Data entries
################
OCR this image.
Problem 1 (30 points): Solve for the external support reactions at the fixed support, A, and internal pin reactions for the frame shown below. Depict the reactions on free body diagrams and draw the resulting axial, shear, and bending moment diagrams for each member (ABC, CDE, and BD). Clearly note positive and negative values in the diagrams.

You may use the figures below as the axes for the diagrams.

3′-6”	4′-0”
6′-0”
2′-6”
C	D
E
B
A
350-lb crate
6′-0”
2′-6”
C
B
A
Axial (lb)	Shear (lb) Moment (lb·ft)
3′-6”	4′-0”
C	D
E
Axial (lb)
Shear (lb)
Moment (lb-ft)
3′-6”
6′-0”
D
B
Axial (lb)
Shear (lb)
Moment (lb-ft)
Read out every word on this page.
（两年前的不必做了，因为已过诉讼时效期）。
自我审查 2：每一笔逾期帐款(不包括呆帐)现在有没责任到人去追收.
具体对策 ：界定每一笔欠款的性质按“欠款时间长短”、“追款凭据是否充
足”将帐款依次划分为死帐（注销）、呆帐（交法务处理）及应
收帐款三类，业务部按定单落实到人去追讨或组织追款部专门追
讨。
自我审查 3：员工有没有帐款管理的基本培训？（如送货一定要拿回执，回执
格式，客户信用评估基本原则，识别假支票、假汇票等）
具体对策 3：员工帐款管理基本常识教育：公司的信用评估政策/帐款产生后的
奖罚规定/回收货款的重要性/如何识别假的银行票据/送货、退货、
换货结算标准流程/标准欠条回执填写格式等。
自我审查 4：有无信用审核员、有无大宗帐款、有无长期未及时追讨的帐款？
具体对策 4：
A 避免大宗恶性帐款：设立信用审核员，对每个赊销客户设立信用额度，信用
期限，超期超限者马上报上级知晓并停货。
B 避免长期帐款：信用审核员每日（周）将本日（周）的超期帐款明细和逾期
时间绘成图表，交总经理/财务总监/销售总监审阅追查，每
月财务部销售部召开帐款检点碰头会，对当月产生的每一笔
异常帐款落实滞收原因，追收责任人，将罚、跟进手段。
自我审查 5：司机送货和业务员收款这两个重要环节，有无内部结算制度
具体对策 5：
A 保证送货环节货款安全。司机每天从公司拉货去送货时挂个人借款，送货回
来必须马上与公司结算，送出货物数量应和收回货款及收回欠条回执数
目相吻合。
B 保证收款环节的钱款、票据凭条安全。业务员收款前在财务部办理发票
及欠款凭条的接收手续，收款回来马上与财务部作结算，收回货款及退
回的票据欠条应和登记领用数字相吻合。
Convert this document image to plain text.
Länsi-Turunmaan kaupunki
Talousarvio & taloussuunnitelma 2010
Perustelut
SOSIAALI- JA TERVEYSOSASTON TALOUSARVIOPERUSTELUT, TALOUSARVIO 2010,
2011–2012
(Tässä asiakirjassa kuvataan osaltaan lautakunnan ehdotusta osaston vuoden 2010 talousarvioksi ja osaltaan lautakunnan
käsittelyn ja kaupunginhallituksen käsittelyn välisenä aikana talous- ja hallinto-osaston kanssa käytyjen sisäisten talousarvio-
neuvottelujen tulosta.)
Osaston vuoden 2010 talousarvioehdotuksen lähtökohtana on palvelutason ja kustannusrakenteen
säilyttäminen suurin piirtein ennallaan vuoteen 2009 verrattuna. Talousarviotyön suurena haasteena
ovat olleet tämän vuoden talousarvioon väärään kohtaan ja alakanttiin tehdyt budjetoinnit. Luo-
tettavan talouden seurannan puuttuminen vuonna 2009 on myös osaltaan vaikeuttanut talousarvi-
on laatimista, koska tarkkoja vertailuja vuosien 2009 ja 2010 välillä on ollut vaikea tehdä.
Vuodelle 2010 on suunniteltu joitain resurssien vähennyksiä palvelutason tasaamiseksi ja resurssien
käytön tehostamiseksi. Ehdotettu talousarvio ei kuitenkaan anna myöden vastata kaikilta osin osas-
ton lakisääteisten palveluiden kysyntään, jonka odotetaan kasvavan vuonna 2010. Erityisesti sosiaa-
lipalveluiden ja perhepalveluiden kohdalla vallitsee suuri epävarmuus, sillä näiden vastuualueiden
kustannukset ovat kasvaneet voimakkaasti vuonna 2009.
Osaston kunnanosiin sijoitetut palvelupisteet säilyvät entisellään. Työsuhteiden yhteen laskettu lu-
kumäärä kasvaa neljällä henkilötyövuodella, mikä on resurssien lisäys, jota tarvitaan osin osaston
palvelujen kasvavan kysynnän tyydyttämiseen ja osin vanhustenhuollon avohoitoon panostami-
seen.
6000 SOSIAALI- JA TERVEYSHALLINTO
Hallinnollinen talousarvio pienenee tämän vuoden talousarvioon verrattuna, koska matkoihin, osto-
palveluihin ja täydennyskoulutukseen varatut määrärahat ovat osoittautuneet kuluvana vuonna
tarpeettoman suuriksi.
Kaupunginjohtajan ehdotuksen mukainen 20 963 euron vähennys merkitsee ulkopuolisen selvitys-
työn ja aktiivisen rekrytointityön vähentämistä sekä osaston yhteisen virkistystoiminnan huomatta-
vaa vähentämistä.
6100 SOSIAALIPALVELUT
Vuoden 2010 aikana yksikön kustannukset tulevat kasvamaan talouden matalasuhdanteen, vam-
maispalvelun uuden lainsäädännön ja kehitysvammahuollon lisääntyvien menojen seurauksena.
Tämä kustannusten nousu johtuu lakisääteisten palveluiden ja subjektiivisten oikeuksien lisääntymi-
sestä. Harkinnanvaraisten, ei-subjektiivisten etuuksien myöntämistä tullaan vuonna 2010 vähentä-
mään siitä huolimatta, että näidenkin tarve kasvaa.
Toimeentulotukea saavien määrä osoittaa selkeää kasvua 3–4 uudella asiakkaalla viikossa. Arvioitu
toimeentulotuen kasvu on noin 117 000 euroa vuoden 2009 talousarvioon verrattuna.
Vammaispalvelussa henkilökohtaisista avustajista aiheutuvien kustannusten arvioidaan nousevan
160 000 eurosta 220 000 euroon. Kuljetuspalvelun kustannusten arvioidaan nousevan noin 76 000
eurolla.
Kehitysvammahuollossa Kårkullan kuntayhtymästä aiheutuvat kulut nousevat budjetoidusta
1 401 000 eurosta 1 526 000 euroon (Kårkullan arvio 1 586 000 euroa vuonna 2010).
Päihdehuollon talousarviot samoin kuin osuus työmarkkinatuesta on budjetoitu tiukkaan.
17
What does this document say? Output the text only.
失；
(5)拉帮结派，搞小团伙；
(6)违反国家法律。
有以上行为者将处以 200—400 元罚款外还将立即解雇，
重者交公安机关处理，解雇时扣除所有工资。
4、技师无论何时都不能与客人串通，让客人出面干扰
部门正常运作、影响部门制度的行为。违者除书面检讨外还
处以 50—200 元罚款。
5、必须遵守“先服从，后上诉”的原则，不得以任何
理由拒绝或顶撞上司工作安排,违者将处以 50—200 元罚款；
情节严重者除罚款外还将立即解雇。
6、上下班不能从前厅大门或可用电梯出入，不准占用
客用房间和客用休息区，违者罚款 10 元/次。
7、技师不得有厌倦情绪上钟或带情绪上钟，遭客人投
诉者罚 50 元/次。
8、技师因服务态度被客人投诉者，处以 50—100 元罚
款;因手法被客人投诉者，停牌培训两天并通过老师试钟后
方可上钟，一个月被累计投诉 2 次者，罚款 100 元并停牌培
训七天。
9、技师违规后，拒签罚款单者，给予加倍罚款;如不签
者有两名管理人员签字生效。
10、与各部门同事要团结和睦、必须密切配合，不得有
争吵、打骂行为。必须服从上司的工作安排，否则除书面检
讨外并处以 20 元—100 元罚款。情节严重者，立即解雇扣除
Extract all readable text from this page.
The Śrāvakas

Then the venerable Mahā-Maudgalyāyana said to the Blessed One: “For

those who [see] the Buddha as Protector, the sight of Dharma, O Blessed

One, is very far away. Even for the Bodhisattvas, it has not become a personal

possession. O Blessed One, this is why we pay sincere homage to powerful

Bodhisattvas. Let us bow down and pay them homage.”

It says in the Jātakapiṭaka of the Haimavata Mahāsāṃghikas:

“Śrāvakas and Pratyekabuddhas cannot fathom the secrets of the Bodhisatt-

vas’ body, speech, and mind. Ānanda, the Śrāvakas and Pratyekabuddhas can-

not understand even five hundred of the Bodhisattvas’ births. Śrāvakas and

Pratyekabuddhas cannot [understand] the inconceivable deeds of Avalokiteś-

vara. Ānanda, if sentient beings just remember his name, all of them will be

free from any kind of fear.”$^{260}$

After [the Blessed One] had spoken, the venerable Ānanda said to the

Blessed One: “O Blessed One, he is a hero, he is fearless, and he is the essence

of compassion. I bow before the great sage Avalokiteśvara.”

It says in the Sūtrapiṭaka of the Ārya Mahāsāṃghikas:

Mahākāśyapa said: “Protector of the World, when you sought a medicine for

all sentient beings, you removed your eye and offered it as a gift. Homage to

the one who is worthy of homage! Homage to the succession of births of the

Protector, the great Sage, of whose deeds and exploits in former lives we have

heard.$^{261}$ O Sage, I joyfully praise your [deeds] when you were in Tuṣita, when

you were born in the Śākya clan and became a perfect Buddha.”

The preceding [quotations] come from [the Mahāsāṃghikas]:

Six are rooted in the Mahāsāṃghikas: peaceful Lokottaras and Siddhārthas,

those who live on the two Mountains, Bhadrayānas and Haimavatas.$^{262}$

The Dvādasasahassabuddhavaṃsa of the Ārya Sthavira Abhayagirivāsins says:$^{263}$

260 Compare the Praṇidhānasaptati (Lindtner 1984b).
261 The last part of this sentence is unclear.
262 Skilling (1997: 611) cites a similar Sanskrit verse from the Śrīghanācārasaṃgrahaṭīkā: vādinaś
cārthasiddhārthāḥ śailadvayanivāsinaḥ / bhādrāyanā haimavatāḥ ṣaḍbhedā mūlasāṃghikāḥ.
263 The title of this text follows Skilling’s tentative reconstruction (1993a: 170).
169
################
Your task is to collect every line above that contains the word "Pratyekabuddhas".

“Śrāvakas and Pratyekabuddhas cannot fathom the secrets of the Bodhisatt-
vas’ body, speech, and mind. Ānanda, the Śrāvakas and Pratyekabuddhas can-
Pratyekabuddhas cannot [understand] the inconceivable deeds of Avalokiteś-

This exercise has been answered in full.